Given data
[start]
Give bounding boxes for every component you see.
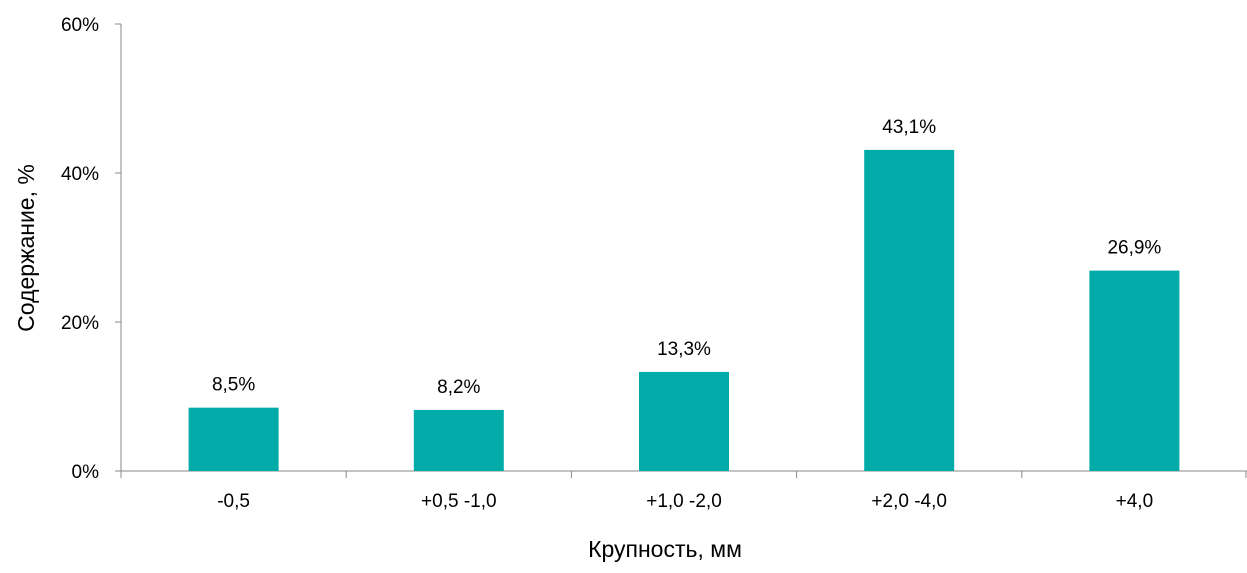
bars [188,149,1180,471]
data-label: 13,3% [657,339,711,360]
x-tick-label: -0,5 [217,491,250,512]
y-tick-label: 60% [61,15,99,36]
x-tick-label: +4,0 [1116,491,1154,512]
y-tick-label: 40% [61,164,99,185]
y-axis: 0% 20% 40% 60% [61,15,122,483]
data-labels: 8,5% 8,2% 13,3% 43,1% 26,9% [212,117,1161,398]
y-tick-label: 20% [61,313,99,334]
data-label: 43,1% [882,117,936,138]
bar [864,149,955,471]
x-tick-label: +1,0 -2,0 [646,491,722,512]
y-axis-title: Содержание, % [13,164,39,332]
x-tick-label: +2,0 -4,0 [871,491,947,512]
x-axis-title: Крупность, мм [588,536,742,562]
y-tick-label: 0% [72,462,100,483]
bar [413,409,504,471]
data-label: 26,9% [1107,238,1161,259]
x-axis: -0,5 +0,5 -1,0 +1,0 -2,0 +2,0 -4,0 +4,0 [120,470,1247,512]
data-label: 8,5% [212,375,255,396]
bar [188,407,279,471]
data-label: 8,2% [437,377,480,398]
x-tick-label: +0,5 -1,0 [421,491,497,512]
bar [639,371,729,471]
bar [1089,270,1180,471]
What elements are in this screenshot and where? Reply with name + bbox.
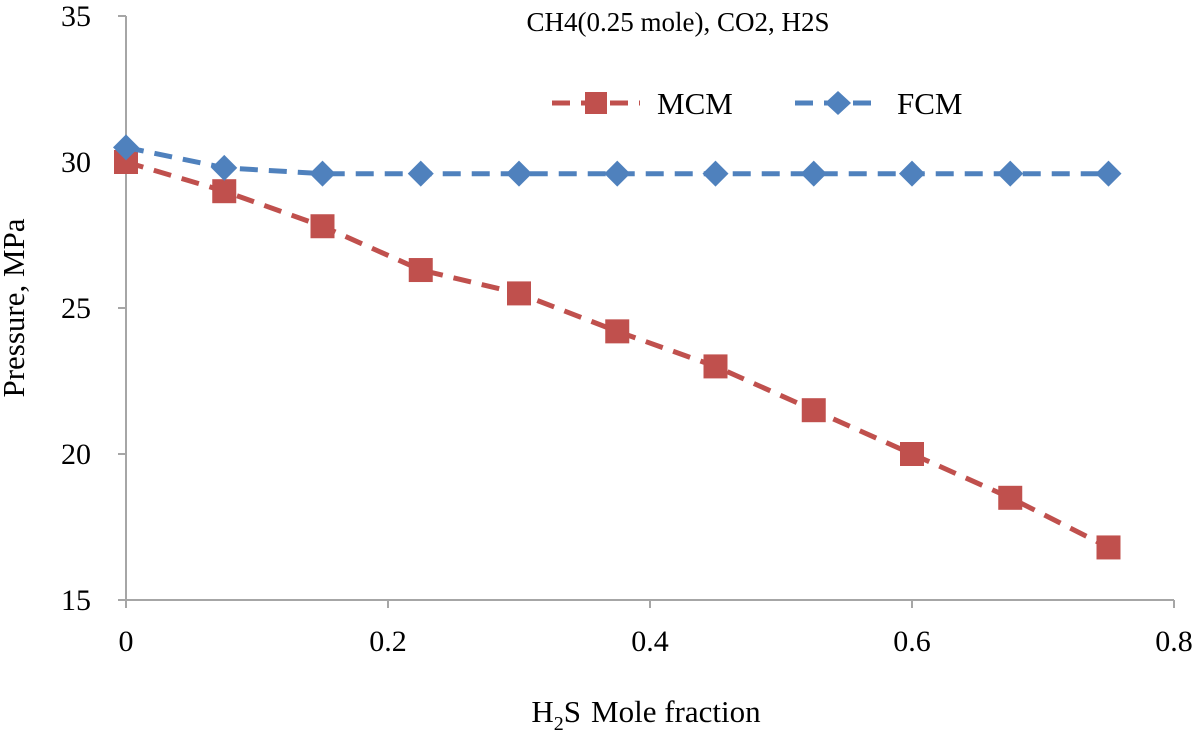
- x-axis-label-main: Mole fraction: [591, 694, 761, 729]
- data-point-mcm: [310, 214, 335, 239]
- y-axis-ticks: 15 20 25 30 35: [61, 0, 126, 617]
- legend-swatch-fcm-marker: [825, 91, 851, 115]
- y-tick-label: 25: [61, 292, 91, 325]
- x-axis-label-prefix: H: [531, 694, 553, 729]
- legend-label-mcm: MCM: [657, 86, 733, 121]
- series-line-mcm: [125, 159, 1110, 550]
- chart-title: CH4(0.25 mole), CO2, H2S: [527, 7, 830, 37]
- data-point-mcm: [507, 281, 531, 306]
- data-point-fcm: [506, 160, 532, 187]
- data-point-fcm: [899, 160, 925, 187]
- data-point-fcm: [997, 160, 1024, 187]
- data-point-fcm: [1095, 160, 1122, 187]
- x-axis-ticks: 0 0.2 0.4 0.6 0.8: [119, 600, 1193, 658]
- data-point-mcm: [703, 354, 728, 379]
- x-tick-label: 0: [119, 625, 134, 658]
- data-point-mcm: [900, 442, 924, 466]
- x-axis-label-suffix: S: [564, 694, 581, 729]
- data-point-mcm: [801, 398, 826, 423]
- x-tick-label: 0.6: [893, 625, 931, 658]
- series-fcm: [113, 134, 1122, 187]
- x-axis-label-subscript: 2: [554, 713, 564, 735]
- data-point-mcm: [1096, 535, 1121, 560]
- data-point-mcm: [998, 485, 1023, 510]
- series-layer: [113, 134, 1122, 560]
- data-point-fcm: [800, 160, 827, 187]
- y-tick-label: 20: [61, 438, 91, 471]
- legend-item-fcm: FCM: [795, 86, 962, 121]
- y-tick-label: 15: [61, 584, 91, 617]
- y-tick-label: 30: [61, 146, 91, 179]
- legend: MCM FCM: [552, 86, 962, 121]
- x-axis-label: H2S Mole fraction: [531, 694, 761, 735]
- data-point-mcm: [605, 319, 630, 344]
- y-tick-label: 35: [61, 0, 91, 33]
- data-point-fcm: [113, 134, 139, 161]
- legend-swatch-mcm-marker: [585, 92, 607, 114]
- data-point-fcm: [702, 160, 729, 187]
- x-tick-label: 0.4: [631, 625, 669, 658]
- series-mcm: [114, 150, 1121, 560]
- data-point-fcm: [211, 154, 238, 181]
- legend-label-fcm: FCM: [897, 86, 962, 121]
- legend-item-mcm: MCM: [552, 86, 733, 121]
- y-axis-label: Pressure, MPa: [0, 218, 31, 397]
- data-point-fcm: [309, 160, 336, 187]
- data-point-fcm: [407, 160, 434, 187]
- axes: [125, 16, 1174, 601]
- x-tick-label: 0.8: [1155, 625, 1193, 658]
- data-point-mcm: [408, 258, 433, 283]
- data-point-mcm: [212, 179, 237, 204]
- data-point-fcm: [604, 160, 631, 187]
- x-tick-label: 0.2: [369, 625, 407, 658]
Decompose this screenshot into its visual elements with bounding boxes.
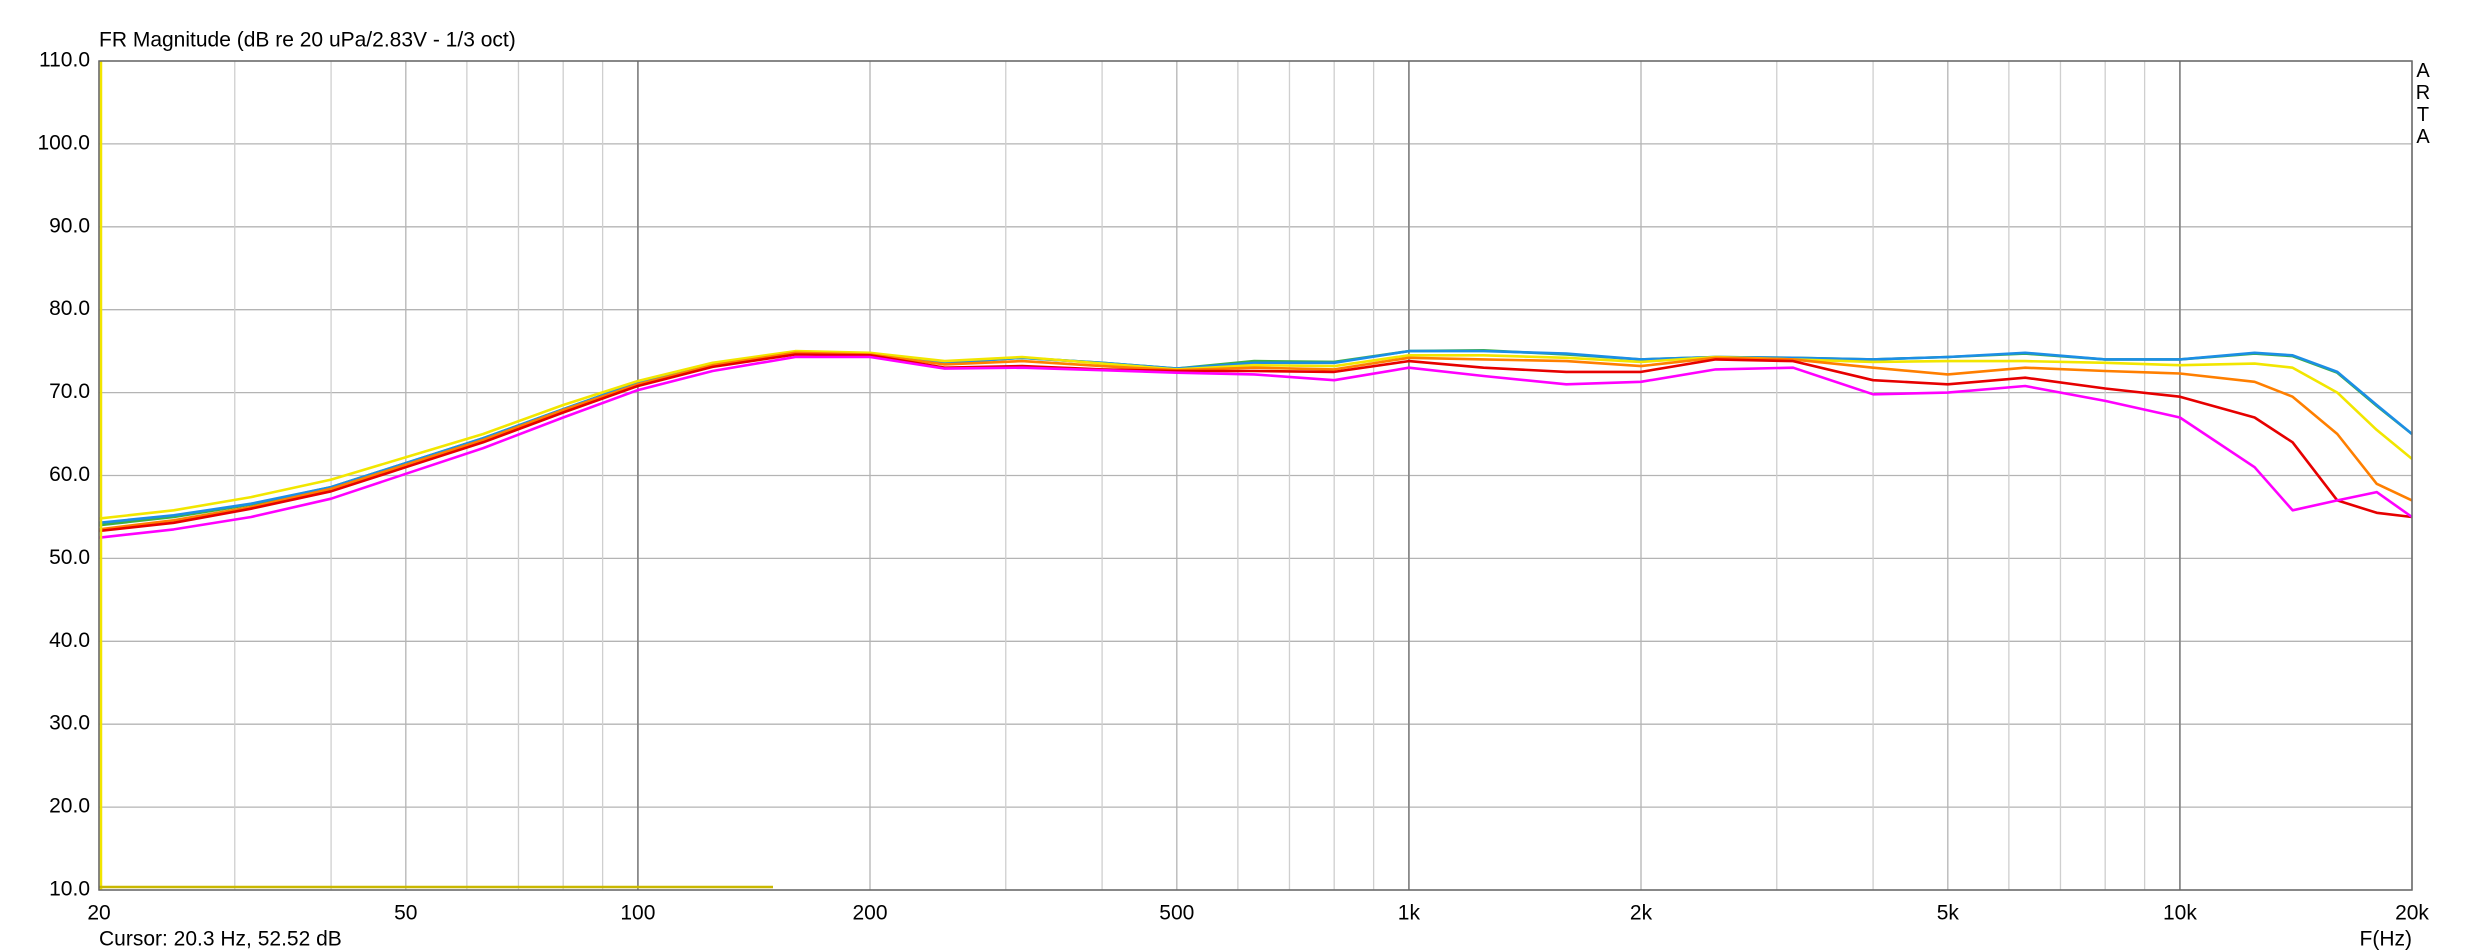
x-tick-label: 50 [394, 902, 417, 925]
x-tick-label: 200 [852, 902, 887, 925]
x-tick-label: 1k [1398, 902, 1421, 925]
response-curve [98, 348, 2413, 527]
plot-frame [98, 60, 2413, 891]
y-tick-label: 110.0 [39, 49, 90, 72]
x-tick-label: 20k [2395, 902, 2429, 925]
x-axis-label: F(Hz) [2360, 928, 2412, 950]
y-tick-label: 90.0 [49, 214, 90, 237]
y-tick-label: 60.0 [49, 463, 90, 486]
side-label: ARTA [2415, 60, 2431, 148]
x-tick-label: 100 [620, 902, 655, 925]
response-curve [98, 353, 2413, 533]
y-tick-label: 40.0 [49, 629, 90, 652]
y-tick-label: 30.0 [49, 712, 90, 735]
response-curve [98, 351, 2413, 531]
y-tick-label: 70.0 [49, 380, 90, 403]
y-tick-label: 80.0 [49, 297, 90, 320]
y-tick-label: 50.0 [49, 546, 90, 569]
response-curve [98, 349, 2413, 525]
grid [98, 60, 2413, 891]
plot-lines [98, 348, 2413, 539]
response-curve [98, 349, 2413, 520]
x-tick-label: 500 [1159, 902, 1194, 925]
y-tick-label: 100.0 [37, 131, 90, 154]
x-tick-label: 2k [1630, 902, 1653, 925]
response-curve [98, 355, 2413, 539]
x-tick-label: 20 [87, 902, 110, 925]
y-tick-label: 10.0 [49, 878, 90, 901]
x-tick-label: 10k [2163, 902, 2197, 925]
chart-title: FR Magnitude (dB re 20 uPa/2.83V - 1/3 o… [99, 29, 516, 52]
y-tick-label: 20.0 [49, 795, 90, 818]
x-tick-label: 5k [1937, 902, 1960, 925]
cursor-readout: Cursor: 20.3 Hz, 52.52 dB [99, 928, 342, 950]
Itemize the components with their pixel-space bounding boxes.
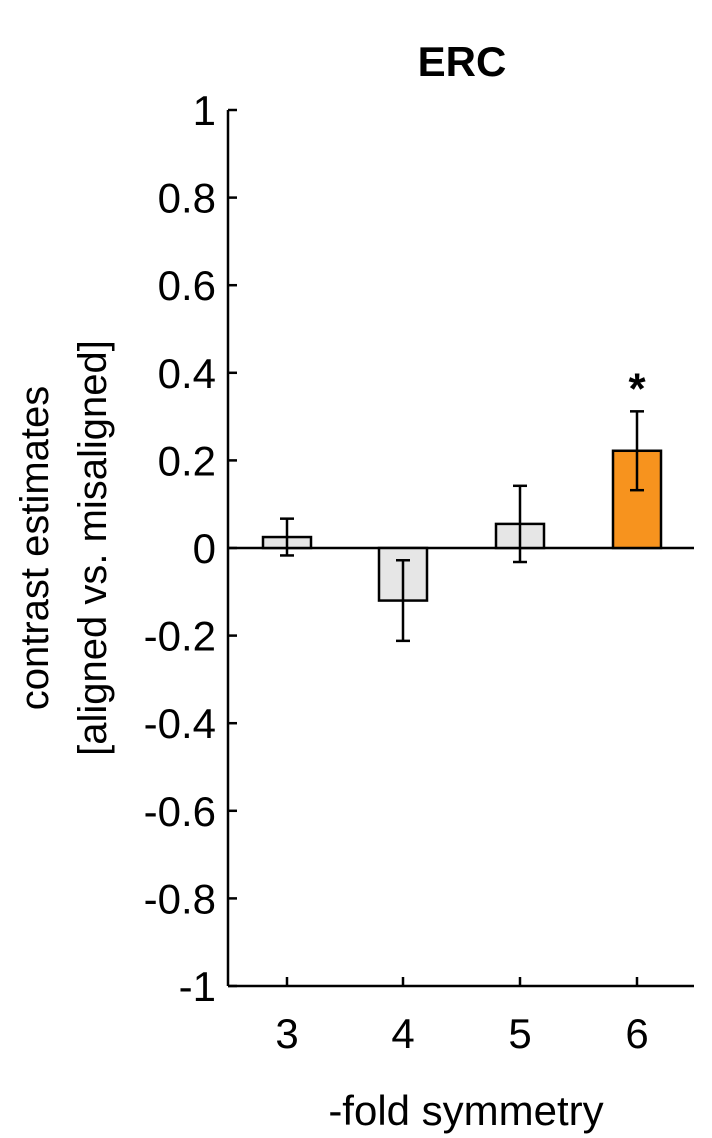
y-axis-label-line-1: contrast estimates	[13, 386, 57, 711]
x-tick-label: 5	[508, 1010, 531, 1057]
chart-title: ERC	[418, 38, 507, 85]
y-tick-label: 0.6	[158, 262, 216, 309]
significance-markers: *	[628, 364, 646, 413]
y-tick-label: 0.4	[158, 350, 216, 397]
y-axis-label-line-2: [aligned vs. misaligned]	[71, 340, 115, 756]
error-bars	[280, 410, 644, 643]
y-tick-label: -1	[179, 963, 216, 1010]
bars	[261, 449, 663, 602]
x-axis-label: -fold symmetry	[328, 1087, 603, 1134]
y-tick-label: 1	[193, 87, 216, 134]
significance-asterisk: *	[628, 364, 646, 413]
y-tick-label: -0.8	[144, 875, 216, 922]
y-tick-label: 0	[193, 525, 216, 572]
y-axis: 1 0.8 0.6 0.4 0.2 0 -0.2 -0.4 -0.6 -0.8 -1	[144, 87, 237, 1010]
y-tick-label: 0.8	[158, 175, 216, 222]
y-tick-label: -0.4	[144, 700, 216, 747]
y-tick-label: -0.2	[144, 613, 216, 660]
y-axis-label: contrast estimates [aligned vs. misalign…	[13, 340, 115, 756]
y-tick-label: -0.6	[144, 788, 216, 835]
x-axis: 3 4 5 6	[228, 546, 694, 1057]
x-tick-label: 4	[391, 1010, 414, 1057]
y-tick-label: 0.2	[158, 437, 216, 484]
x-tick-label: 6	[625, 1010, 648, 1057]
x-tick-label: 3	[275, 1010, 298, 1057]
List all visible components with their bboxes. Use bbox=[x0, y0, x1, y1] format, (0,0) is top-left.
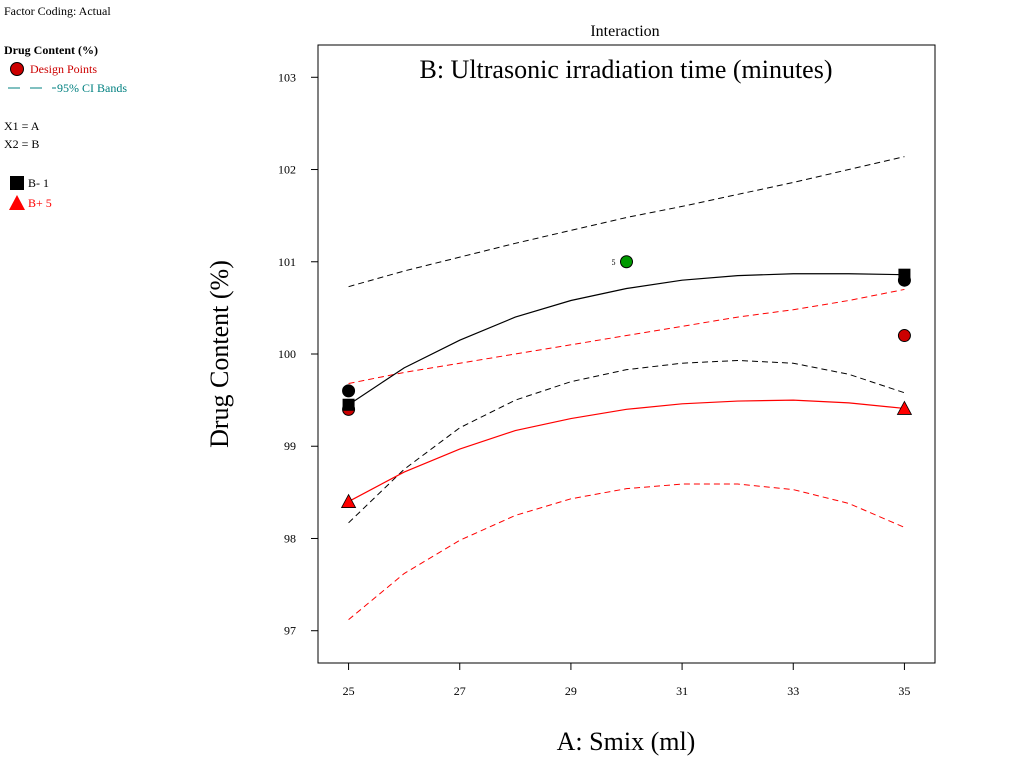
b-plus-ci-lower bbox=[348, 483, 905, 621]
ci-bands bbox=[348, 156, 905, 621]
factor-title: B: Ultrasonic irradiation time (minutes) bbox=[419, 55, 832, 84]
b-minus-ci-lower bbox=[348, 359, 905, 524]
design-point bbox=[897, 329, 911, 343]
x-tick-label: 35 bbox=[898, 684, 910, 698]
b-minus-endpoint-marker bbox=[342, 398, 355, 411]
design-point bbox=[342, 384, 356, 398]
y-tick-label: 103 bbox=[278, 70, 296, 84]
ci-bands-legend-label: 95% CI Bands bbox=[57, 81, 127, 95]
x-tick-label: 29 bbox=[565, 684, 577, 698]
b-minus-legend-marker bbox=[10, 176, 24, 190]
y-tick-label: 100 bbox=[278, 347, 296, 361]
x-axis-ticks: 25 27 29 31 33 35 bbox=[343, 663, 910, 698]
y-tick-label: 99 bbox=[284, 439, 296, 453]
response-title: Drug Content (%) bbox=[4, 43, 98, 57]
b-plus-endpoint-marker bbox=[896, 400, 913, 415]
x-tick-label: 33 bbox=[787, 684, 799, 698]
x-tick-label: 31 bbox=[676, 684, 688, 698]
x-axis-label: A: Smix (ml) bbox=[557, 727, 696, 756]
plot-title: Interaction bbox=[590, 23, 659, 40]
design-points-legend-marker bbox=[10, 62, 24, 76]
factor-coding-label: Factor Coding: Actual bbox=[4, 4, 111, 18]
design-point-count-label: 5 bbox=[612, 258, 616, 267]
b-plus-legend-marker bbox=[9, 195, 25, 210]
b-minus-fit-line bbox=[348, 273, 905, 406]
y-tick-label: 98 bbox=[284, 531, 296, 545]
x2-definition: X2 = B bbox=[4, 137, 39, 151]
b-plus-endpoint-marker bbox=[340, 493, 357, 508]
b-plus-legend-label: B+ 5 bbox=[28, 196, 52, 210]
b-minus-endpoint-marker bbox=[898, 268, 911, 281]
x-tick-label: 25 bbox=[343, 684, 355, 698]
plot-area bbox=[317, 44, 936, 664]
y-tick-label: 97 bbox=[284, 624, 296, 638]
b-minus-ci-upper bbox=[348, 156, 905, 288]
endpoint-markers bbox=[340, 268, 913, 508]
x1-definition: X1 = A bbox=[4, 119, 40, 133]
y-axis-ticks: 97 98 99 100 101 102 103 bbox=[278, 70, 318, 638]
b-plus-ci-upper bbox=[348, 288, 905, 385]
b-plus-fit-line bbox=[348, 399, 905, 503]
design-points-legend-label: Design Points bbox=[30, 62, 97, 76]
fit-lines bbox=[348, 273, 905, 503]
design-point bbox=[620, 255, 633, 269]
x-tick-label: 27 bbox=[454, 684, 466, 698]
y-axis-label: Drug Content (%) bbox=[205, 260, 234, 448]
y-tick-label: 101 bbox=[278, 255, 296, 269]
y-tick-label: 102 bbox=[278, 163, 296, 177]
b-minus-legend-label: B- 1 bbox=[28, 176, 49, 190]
[end]
Exercise directions
Please print the stretch of the data from the line that contains "x-tick-label: 50 [394, 902, 417, 925]" through the line that contains "x-tick-label: 20k [2395, 902, 2429, 925]", copying each line unchanged.

Result of this exercise
x-tick-label: 50 [394, 902, 417, 925]
x-tick-label: 200 [852, 902, 887, 925]
x-tick-label: 1k [1398, 902, 1421, 925]
response-curve [98, 348, 2413, 527]
plot-frame [98, 60, 2413, 891]
y-tick-label: 110.0 [39, 49, 90, 72]
x-tick-label: 20k [2395, 902, 2429, 925]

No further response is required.